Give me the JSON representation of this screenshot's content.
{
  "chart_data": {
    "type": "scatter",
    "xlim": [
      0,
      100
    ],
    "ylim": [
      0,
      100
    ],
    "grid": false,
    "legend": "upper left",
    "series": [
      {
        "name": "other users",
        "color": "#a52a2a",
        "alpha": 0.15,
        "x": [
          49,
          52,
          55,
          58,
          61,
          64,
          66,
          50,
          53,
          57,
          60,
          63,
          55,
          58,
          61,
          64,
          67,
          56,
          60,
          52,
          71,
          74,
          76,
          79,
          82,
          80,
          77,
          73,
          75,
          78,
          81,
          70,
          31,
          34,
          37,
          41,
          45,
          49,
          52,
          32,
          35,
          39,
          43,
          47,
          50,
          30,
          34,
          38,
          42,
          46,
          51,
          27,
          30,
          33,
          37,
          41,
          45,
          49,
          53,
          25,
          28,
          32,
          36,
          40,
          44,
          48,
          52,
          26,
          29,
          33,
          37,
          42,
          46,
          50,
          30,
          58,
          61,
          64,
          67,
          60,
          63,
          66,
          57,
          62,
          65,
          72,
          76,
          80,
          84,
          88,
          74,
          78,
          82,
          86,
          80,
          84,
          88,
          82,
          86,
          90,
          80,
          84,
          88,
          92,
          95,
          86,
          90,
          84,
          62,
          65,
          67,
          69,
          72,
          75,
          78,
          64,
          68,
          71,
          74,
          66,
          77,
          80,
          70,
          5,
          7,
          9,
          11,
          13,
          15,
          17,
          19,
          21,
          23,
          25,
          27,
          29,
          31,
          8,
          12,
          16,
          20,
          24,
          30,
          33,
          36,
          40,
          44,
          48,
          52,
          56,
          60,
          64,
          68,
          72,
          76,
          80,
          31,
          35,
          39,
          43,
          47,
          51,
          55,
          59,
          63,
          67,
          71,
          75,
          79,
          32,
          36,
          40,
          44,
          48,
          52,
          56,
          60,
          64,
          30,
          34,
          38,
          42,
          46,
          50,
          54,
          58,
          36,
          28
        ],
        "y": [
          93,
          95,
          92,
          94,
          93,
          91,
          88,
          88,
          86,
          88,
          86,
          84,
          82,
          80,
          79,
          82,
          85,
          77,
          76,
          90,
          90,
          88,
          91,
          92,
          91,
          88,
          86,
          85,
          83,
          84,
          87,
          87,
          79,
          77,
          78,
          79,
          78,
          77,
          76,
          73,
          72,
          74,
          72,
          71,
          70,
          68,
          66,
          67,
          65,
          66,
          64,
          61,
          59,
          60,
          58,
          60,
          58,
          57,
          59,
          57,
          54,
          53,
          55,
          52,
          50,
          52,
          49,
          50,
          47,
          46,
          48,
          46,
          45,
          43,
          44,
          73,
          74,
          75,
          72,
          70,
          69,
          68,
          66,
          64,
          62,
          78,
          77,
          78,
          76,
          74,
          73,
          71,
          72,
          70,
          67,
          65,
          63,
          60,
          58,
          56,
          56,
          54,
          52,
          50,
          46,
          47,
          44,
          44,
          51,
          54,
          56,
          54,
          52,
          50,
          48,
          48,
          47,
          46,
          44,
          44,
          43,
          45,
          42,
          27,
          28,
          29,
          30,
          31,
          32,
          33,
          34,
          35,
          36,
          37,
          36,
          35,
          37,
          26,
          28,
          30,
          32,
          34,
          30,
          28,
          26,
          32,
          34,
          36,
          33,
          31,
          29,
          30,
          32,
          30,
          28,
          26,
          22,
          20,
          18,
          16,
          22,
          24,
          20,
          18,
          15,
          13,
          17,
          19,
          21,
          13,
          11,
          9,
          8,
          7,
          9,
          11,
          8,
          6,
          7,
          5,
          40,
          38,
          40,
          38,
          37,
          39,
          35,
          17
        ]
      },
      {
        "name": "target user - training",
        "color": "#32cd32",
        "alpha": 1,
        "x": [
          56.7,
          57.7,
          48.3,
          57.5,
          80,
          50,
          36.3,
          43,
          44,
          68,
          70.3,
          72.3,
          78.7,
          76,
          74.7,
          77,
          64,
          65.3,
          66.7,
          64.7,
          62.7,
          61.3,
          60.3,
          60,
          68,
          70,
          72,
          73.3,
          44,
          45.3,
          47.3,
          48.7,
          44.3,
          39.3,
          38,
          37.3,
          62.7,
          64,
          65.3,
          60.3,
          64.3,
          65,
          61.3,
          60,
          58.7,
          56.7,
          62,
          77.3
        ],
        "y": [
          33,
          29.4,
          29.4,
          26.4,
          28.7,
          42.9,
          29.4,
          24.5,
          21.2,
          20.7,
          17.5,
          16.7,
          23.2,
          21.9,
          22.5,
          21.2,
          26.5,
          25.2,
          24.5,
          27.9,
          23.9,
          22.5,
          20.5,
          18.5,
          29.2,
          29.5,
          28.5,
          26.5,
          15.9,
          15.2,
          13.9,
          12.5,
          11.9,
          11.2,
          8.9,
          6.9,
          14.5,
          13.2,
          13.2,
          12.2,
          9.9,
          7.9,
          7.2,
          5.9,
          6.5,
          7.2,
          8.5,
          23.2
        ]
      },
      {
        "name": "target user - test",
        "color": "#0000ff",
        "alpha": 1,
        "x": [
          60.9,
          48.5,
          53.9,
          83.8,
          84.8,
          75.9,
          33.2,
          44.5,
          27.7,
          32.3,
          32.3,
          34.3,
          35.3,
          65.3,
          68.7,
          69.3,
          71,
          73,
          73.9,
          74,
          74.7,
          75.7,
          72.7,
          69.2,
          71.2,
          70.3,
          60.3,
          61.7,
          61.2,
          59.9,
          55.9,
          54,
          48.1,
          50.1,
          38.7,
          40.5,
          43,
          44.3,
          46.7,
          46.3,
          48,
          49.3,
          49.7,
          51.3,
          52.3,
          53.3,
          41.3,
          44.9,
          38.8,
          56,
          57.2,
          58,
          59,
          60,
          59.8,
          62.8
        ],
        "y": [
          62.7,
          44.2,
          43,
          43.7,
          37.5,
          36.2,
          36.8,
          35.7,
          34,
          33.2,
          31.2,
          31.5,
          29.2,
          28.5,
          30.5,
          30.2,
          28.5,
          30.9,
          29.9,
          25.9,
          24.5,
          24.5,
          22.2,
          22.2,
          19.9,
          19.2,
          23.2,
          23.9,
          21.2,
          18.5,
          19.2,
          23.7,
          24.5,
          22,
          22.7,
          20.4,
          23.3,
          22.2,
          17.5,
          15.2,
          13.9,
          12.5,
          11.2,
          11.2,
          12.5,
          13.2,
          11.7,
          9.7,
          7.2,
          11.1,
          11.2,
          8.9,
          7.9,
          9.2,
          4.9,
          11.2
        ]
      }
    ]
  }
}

===

- _Written problem_: Using the listing above, pick out each line that contains the word "target", then copy it.

- _Correct result_:
        "name": "target user - training",
        "name": "target user - test",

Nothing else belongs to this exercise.